# What to work on:
From the listing below, pick out each line with the word "участников".

# Data for processing:
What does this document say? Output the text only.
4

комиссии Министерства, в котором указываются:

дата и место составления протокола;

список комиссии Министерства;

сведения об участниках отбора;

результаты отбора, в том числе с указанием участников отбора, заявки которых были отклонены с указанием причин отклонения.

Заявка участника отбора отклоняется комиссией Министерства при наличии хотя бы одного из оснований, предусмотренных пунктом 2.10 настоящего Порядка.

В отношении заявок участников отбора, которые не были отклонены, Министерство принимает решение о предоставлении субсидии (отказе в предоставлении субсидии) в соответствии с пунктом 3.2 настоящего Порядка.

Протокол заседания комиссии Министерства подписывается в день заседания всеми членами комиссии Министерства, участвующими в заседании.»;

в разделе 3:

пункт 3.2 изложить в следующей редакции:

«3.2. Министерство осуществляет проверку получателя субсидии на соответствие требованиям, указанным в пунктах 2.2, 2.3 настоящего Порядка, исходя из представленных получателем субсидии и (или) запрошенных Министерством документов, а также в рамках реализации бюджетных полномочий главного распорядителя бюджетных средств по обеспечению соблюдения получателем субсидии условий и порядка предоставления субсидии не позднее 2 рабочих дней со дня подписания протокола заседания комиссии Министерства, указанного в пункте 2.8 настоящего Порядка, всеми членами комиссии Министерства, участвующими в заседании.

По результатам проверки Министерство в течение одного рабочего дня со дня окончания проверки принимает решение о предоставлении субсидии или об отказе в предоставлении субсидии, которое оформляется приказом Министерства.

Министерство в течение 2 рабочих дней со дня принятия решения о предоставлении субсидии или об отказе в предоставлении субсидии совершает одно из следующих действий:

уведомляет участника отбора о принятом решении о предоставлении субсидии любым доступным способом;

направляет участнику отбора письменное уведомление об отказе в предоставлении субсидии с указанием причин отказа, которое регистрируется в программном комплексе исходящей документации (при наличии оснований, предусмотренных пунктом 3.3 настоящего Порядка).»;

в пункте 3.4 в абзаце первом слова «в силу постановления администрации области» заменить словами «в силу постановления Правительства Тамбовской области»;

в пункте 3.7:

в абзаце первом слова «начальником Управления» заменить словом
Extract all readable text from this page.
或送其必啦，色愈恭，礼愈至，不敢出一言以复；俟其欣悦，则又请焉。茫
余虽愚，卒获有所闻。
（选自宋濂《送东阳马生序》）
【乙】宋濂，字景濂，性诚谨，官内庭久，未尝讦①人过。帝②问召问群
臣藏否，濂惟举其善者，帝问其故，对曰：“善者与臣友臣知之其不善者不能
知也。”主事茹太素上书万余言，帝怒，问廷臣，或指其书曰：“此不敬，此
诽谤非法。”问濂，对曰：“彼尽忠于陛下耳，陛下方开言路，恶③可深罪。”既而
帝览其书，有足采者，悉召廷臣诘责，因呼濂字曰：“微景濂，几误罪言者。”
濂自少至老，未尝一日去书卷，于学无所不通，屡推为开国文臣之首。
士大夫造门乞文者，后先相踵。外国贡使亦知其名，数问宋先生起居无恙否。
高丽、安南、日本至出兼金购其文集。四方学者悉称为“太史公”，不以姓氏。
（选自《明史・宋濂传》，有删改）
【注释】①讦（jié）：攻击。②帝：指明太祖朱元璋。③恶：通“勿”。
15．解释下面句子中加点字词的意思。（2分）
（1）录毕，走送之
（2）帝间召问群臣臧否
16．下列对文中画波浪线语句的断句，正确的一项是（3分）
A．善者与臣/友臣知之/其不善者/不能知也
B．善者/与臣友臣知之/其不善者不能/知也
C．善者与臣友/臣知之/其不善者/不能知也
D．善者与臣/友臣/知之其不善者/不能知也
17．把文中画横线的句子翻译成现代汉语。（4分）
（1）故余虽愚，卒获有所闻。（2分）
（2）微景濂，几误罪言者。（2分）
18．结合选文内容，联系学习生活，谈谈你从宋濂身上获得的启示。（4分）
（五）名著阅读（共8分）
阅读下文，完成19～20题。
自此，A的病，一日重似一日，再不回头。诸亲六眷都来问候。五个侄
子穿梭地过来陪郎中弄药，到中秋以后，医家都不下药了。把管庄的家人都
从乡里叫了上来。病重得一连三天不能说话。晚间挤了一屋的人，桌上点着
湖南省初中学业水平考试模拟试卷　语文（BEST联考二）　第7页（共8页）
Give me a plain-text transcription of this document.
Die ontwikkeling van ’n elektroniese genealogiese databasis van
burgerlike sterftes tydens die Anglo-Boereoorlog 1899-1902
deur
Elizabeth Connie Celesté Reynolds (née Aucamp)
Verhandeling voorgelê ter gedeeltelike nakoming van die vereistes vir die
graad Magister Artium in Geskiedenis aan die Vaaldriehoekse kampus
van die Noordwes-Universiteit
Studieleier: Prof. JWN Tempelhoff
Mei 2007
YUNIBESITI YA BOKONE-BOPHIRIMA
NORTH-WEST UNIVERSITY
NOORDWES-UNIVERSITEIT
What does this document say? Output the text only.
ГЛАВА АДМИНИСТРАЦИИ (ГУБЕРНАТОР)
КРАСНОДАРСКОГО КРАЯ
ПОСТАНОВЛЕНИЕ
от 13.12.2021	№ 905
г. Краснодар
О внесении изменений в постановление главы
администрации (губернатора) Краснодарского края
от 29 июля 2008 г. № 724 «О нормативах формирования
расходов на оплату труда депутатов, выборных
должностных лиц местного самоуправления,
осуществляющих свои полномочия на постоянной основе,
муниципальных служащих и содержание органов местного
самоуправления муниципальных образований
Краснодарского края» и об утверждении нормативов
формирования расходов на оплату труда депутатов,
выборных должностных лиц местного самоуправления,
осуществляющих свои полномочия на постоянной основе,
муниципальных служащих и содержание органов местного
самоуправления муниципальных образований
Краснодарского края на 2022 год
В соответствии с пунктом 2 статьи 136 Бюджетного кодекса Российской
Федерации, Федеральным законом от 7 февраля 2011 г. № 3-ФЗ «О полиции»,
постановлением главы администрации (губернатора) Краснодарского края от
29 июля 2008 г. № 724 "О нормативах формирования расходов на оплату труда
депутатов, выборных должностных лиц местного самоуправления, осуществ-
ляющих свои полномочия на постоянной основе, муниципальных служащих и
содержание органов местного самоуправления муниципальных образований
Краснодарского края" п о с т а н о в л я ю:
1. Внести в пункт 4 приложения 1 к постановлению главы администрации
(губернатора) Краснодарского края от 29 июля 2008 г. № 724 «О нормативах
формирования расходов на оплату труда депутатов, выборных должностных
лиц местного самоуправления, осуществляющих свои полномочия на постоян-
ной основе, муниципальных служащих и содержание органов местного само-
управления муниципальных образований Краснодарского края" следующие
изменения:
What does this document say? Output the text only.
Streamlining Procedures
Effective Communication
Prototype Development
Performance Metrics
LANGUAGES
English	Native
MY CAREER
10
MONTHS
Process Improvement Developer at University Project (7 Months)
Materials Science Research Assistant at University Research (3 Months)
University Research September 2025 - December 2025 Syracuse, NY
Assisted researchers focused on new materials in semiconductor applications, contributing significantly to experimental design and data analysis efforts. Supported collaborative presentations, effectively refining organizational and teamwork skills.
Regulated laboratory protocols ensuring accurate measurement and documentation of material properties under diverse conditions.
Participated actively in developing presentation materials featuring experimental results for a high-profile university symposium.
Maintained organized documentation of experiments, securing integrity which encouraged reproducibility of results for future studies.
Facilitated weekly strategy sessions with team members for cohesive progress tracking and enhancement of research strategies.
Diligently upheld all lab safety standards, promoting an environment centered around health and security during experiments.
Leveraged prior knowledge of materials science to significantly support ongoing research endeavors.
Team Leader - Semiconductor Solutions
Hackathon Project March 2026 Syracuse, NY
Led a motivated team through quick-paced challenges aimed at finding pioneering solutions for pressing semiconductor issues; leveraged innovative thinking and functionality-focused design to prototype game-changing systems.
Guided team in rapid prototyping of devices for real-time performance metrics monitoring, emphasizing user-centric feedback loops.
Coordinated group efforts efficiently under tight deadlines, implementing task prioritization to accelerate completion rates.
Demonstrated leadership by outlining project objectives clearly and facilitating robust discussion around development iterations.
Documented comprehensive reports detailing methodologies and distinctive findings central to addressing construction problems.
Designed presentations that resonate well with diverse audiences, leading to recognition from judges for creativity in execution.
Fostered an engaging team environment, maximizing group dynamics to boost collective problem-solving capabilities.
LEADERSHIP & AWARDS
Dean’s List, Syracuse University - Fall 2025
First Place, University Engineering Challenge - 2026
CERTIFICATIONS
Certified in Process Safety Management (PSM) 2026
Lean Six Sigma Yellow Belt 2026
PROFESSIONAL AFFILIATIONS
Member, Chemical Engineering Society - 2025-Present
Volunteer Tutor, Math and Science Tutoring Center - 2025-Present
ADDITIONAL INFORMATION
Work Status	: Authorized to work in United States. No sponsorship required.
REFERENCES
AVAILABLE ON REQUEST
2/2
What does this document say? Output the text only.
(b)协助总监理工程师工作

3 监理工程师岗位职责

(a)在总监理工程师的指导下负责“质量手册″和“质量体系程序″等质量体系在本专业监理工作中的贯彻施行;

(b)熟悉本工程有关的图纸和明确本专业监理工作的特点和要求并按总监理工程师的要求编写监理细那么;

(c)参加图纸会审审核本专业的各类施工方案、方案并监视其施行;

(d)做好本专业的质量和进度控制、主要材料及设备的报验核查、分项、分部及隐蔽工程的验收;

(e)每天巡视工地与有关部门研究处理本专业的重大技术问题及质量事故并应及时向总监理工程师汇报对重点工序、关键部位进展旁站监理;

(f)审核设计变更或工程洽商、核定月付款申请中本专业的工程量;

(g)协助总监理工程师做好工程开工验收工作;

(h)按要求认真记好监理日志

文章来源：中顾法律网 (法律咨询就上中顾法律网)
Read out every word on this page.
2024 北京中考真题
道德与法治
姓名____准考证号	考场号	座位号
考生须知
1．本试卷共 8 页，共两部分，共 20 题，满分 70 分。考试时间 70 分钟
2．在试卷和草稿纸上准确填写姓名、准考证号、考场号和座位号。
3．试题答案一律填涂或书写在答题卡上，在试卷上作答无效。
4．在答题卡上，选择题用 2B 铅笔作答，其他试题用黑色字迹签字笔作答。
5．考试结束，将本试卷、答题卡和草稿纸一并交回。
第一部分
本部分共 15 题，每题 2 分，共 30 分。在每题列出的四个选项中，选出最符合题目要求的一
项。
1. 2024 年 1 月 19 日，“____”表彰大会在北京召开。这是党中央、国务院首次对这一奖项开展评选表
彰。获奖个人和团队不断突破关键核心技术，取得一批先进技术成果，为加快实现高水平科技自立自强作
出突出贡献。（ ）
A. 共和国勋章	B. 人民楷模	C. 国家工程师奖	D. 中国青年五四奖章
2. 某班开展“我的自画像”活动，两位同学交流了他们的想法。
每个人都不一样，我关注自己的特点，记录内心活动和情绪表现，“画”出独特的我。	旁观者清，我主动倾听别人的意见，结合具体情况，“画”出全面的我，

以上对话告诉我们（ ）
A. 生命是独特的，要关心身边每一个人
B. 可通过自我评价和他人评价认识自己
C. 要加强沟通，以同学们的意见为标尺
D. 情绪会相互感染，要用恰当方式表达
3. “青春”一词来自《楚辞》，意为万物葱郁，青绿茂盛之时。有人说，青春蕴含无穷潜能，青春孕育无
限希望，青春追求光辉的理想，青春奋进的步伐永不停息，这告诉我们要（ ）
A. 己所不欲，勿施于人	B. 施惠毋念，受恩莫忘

# Solved problem:
результаты отбора, в том числе с указанием участников отбора, заявки которых были отклонены с указанием причин отклонения.
В отношении заявок участников отбора, которые не были отклонены, Министерство принимает решение о предоставлении субсидии (отказе в предоставлении субсидии) в соответствии с пунктом 3.2 настоящего Порядка.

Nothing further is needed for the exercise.